■ Exercise aim ■
Present every line in which the string "intercept" appears.

■ Given data ■
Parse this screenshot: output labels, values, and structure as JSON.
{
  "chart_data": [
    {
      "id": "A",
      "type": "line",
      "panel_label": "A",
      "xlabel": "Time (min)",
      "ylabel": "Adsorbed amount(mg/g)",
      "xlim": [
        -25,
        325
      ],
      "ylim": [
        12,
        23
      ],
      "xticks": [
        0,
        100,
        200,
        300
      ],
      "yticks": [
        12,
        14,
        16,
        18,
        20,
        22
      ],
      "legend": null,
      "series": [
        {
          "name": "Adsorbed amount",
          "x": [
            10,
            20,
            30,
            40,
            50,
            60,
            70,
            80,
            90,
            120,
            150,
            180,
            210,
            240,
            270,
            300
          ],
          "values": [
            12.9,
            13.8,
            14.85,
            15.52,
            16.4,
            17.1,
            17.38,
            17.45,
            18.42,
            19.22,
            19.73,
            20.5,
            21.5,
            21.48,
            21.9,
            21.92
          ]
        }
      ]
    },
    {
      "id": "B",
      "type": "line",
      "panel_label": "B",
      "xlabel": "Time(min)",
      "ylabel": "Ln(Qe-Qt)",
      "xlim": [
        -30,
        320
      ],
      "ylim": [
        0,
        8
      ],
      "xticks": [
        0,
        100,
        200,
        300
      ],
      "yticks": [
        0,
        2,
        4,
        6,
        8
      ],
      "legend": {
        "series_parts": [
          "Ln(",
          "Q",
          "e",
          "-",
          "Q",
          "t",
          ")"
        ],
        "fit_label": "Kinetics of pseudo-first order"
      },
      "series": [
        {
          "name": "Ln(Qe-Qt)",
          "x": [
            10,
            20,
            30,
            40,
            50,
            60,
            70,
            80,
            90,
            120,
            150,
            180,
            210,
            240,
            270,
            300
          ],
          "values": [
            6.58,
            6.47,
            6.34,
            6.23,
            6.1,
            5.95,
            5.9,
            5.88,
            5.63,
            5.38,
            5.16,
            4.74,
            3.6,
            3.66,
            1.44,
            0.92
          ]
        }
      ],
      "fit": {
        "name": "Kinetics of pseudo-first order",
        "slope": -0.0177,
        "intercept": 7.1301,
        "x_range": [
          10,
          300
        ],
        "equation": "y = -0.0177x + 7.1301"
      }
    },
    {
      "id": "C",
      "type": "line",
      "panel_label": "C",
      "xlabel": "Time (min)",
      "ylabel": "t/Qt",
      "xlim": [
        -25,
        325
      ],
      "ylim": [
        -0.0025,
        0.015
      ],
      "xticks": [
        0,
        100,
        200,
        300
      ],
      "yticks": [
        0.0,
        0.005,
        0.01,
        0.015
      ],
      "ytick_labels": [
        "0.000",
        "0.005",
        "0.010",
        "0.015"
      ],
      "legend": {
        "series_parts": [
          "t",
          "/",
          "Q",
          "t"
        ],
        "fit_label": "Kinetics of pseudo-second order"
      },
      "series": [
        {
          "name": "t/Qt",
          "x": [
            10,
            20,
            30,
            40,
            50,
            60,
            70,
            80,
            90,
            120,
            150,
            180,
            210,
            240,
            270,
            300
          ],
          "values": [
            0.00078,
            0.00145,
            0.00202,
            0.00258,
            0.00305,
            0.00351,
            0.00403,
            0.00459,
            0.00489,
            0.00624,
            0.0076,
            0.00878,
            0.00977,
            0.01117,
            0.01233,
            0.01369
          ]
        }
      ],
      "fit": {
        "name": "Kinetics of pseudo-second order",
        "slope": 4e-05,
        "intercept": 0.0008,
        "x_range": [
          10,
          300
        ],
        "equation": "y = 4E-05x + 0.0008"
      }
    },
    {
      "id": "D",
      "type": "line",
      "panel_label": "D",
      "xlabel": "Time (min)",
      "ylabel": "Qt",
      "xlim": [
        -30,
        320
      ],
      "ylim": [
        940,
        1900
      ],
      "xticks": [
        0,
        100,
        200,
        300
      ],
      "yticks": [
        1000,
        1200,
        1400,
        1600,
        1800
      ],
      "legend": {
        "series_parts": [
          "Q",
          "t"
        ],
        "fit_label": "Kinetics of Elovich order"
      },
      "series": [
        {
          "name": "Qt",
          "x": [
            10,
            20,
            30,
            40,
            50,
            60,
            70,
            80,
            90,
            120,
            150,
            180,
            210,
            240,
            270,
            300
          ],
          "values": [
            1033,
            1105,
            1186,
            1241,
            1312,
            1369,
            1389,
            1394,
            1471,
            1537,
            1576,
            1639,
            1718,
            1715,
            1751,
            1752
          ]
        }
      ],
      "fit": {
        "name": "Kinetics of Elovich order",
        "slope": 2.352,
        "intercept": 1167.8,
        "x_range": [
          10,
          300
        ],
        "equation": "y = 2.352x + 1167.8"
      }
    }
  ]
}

■ Written answer ■
        "intercept": 7.1301,
        "intercept": 0.0008,
        "intercept": 1167.8,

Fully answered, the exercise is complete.